→ Stored data

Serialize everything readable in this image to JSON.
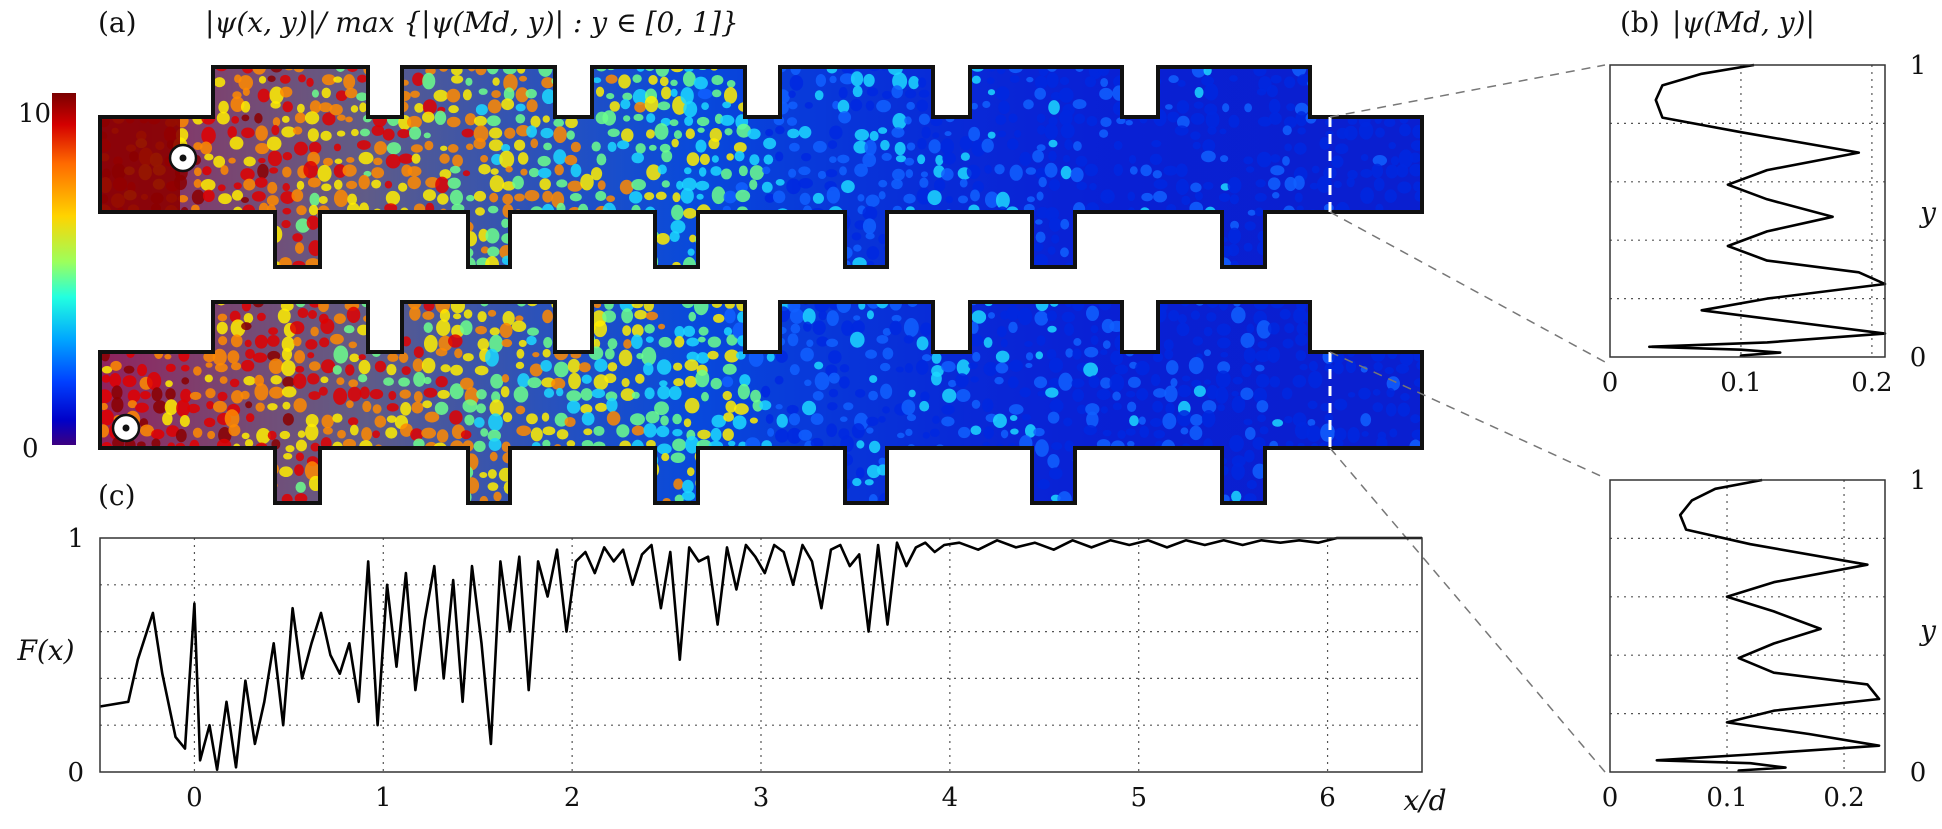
{
  "panel_a": {
    "label": "(a)",
    "title": "|ψ(x, y)|/ max {|ψ(Md, y)| : y ∈ [0, 1]}",
    "colorbar": {
      "max_label": "10",
      "min_label": "0",
      "colors": [
        "#7a0000",
        "#d40000",
        "#ff6a00",
        "#ffd400",
        "#9cff5c",
        "#22ffe0",
        "#00a6ff",
        "#0040ff",
        "#0000c8",
        "#3d0080"
      ]
    },
    "field_colors": [
      "#8b0000",
      "#e00000",
      "#ff8a00",
      "#ffee00",
      "#6cff8c",
      "#1cd8ff",
      "#1060ff",
      "#0028e0"
    ]
  },
  "panel_b": {
    "label": "(b)",
    "title": "|ψ(Md, y)|"
  },
  "panel_c": {
    "label": "(c)"
  },
  "chart_data": [
    {
      "type": "line",
      "title": "|ψ(Md, y)|",
      "ylabel": "y",
      "xlim": [
        0,
        0.21
      ],
      "ylim": [
        0,
        1
      ],
      "xticks": [
        "0",
        "0.1",
        "0.2"
      ],
      "yticks": [
        "0",
        "1"
      ],
      "series": [
        {
          "x": [
            0.11,
            0.07,
            0.04,
            0.035,
            0.04,
            0.1,
            0.19,
            0.12,
            0.09,
            0.12,
            0.17,
            0.12,
            0.09,
            0.12,
            0.19,
            0.21,
            0.12,
            0.07,
            0.14,
            0.21,
            0.12,
            0.03,
            0.1,
            0.13,
            0.1,
            0.1
          ],
          "y": [
            1.0,
            0.97,
            0.93,
            0.88,
            0.82,
            0.77,
            0.7,
            0.64,
            0.59,
            0.54,
            0.48,
            0.43,
            0.38,
            0.33,
            0.29,
            0.25,
            0.2,
            0.16,
            0.12,
            0.08,
            0.05,
            0.035,
            0.025,
            0.015,
            0.005,
            0.0
          ]
        }
      ]
    },
    {
      "type": "line",
      "ylabel": "y",
      "xlim": [
        0,
        0.235
      ],
      "ylim": [
        0,
        1
      ],
      "xticks": [
        "0",
        "0.1",
        "0.2"
      ],
      "yticks": [
        "0",
        "1"
      ],
      "series": [
        {
          "x": [
            0.13,
            0.09,
            0.07,
            0.06,
            0.065,
            0.12,
            0.22,
            0.14,
            0.1,
            0.14,
            0.18,
            0.14,
            0.11,
            0.14,
            0.22,
            0.23,
            0.14,
            0.1,
            0.17,
            0.23,
            0.12,
            0.04,
            0.12,
            0.15,
            0.11,
            0.11
          ],
          "y": [
            1.0,
            0.97,
            0.93,
            0.88,
            0.83,
            0.78,
            0.71,
            0.65,
            0.6,
            0.55,
            0.49,
            0.44,
            0.39,
            0.34,
            0.3,
            0.25,
            0.21,
            0.17,
            0.13,
            0.09,
            0.06,
            0.04,
            0.03,
            0.015,
            0.005,
            0.0
          ]
        }
      ]
    },
    {
      "type": "line",
      "ylabel": "F(x)",
      "xlabel": "x/d",
      "xlim": [
        -0.5,
        6.5
      ],
      "ylim": [
        0,
        1
      ],
      "xticks": [
        "0",
        "1",
        "2",
        "3",
        "4",
        "5",
        "6"
      ],
      "yticks": [
        "0",
        "1"
      ],
      "series": [
        {
          "x": [
            -0.5,
            -0.35,
            -0.3,
            -0.22,
            -0.17,
            -0.1,
            -0.05,
            0.0,
            0.03,
            0.08,
            0.12,
            0.17,
            0.22,
            0.27,
            0.32,
            0.37,
            0.42,
            0.47,
            0.52,
            0.57,
            0.62,
            0.67,
            0.72,
            0.77,
            0.82,
            0.87,
            0.92,
            0.97,
            1.02,
            1.07,
            1.12,
            1.17,
            1.22,
            1.27,
            1.32,
            1.37,
            1.42,
            1.47,
            1.52,
            1.57,
            1.62,
            1.67,
            1.72,
            1.77,
            1.82,
            1.87,
            1.92,
            1.97,
            2.02,
            2.07,
            2.12,
            2.17,
            2.22,
            2.27,
            2.32,
            2.37,
            2.42,
            2.47,
            2.52,
            2.57,
            2.62,
            2.67,
            2.72,
            2.77,
            2.82,
            2.87,
            2.92,
            2.97,
            3.02,
            3.07,
            3.12,
            3.17,
            3.22,
            3.27,
            3.32,
            3.37,
            3.42,
            3.47,
            3.52,
            3.57,
            3.62,
            3.67,
            3.72,
            3.77,
            3.82,
            3.87,
            3.92,
            3.97,
            4.05,
            4.15,
            4.25,
            4.35,
            4.45,
            4.55,
            4.65,
            4.75,
            4.85,
            4.95,
            5.05,
            5.15,
            5.25,
            5.35,
            5.45,
            5.55,
            5.65,
            5.75,
            5.85,
            5.95,
            6.05,
            6.25,
            6.5
          ],
          "y": [
            0.28,
            0.3,
            0.48,
            0.68,
            0.42,
            0.15,
            0.1,
            0.72,
            0.05,
            0.2,
            0.01,
            0.3,
            0.02,
            0.39,
            0.12,
            0.3,
            0.55,
            0.2,
            0.7,
            0.4,
            0.55,
            0.68,
            0.5,
            0.42,
            0.55,
            0.3,
            0.9,
            0.2,
            0.8,
            0.45,
            0.85,
            0.35,
            0.65,
            0.88,
            0.4,
            0.82,
            0.3,
            0.88,
            0.55,
            0.12,
            0.9,
            0.6,
            0.92,
            0.35,
            0.9,
            0.75,
            0.95,
            0.6,
            0.9,
            0.94,
            0.85,
            0.96,
            0.9,
            0.95,
            0.8,
            0.93,
            0.97,
            0.7,
            0.94,
            0.48,
            0.96,
            0.9,
            0.92,
            0.63,
            0.96,
            0.78,
            0.97,
            0.92,
            0.85,
            0.97,
            0.94,
            0.8,
            0.97,
            0.9,
            0.7,
            0.95,
            0.97,
            0.88,
            0.93,
            0.6,
            0.97,
            0.63,
            0.98,
            0.88,
            0.96,
            0.98,
            0.94,
            0.97,
            0.98,
            0.95,
            0.99,
            0.96,
            0.98,
            0.95,
            0.99,
            0.96,
            0.99,
            0.97,
            0.99,
            0.96,
            0.99,
            0.97,
            0.99,
            0.97,
            0.99,
            0.98,
            0.99,
            0.98,
            1.0,
            1.0,
            1.0
          ]
        }
      ]
    }
  ]
}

→ Task to carry out
All the material shown above is to be copied exactly, with no pictures carried over.

→ Result
Serialize everything readable in this image to JSON.
{
  "panel_a": {
    "label": "(a)",
    "title": "|ψ(x, y)|/ max {|ψ(Md, y)| : y ∈ [0, 1]}",
    "colorbar": {
      "max_label": "10",
      "min_label": "0",
      "colors": [
        "#7a0000",
        "#d40000",
        "#ff6a00",
        "#ffd400",
        "#9cff5c",
        "#22ffe0",
        "#00a6ff",
        "#0040ff",
        "#0000c8",
        "#3d0080"
      ]
    },
    "field_colors": [
      "#8b0000",
      "#e00000",
      "#ff8a00",
      "#ffee00",
      "#6cff8c",
      "#1cd8ff",
      "#1060ff",
      "#0028e0"
    ]
  },
  "panel_b": {
    "label": "(b)",
    "title": "|ψ(Md, y)|"
  },
  "panel_c": {
    "label": "(c)"
  },
  "chart_data": [
    {
      "type": "line",
      "title": "|ψ(Md, y)|",
      "ylabel": "y",
      "xlim": [
        0,
        0.21
      ],
      "ylim": [
        0,
        1
      ],
      "xticks": [
        "0",
        "0.1",
        "0.2"
      ],
      "yticks": [
        "0",
        "1"
      ],
      "series": [
        {
          "x": [
            0.11,
            0.07,
            0.04,
            0.035,
            0.04,
            0.1,
            0.19,
            0.12,
            0.09,
            0.12,
            0.17,
            0.12,
            0.09,
            0.12,
            0.19,
            0.21,
            0.12,
            0.07,
            0.14,
            0.21,
            0.12,
            0.03,
            0.1,
            0.13,
            0.1,
            0.1
          ],
          "y": [
            1.0,
            0.97,
            0.93,
            0.88,
            0.82,
            0.77,
            0.7,
            0.64,
            0.59,
            0.54,
            0.48,
            0.43,
            0.38,
            0.33,
            0.29,
            0.25,
            0.2,
            0.16,
            0.12,
            0.08,
            0.05,
            0.035,
            0.025,
            0.015,
            0.005,
            0.0
          ]
        }
      ]
    },
    {
      "type": "line",
      "ylabel": "y",
      "xlim": [
        0,
        0.235
      ],
      "ylim": [
        0,
        1
      ],
      "xticks": [
        "0",
        "0.1",
        "0.2"
      ],
      "yticks": [
        "0",
        "1"
      ],
      "series": [
        {
          "x": [
            0.13,
            0.09,
            0.07,
            0.06,
            0.065,
            0.12,
            0.22,
            0.14,
            0.1,
            0.14,
            0.18,
            0.14,
            0.11,
            0.14,
            0.22,
            0.23,
            0.14,
            0.1,
            0.17,
            0.23,
            0.12,
            0.04,
            0.12,
            0.15,
            0.11,
            0.11
          ],
          "y": [
            1.0,
            0.97,
            0.93,
            0.88,
            0.83,
            0.78,
            0.71,
            0.65,
            0.6,
            0.55,
            0.49,
            0.44,
            0.39,
            0.34,
            0.3,
            0.25,
            0.21,
            0.17,
            0.13,
            0.09,
            0.06,
            0.04,
            0.03,
            0.015,
            0.005,
            0.0
          ]
        }
      ]
    },
    {
      "type": "line",
      "ylabel": "F(x)",
      "xlabel": "x/d",
      "xlim": [
        -0.5,
        6.5
      ],
      "ylim": [
        0,
        1
      ],
      "xticks": [
        "0",
        "1",
        "2",
        "3",
        "4",
        "5",
        "6"
      ],
      "yticks": [
        "0",
        "1"
      ],
      "series": [
        {
          "x": [
            -0.5,
            -0.35,
            -0.3,
            -0.22,
            -0.17,
            -0.1,
            -0.05,
            0.0,
            0.03,
            0.08,
            0.12,
            0.17,
            0.22,
            0.27,
            0.32,
            0.37,
            0.42,
            0.47,
            0.52,
            0.57,
            0.62,
            0.67,
            0.72,
            0.77,
            0.82,
            0.87,
            0.92,
            0.97,
            1.02,
            1.07,
            1.12,
            1.17,
            1.22,
            1.27,
            1.32,
            1.37,
            1.42,
            1.47,
            1.52,
            1.57,
            1.62,
            1.67,
            1.72,
            1.77,
            1.82,
            1.87,
            1.92,
            1.97,
            2.02,
            2.07,
            2.12,
            2.17,
            2.22,
            2.27,
            2.32,
            2.37,
            2.42,
            2.47,
            2.52,
            2.57,
            2.62,
            2.67,
            2.72,
            2.77,
            2.82,
            2.87,
            2.92,
            2.97,
            3.02,
            3.07,
            3.12,
            3.17,
            3.22,
            3.27,
            3.32,
            3.37,
            3.42,
            3.47,
            3.52,
            3.57,
            3.62,
            3.67,
            3.72,
            3.77,
            3.82,
            3.87,
            3.92,
            3.97,
            4.05,
            4.15,
            4.25,
            4.35,
            4.45,
            4.55,
            4.65,
            4.75,
            4.85,
            4.95,
            5.05,
            5.15,
            5.25,
            5.35,
            5.45,
            5.55,
            5.65,
            5.75,
            5.85,
            5.95,
            6.05,
            6.25,
            6.5
          ],
          "y": [
            0.28,
            0.3,
            0.48,
            0.68,
            0.42,
            0.15,
            0.1,
            0.72,
            0.05,
            0.2,
            0.01,
            0.3,
            0.02,
            0.39,
            0.12,
            0.3,
            0.55,
            0.2,
            0.7,
            0.4,
            0.55,
            0.68,
            0.5,
            0.42,
            0.55,
            0.3,
            0.9,
            0.2,
            0.8,
            0.45,
            0.85,
            0.35,
            0.65,
            0.88,
            0.4,
            0.82,
            0.3,
            0.88,
            0.55,
            0.12,
            0.9,
            0.6,
            0.92,
            0.35,
            0.9,
            0.75,
            0.95,
            0.6,
            0.9,
            0.94,
            0.85,
            0.96,
            0.9,
            0.95,
            0.8,
            0.93,
            0.97,
            0.7,
            0.94,
            0.48,
            0.96,
            0.9,
            0.92,
            0.63,
            0.96,
            0.78,
            0.97,
            0.92,
            0.85,
            0.97,
            0.94,
            0.8,
            0.97,
            0.9,
            0.7,
            0.95,
            0.97,
            0.88,
            0.93,
            0.6,
            0.97,
            0.63,
            0.98,
            0.88,
            0.96,
            0.98,
            0.94,
            0.97,
            0.98,
            0.95,
            0.99,
            0.96,
            0.98,
            0.95,
            0.99,
            0.96,
            0.99,
            0.97,
            0.99,
            0.96,
            0.99,
            0.97,
            0.99,
            0.97,
            0.99,
            0.98,
            0.99,
            0.98,
            1.0,
            1.0,
            1.0
          ]
        }
      ]
    }
  ]
}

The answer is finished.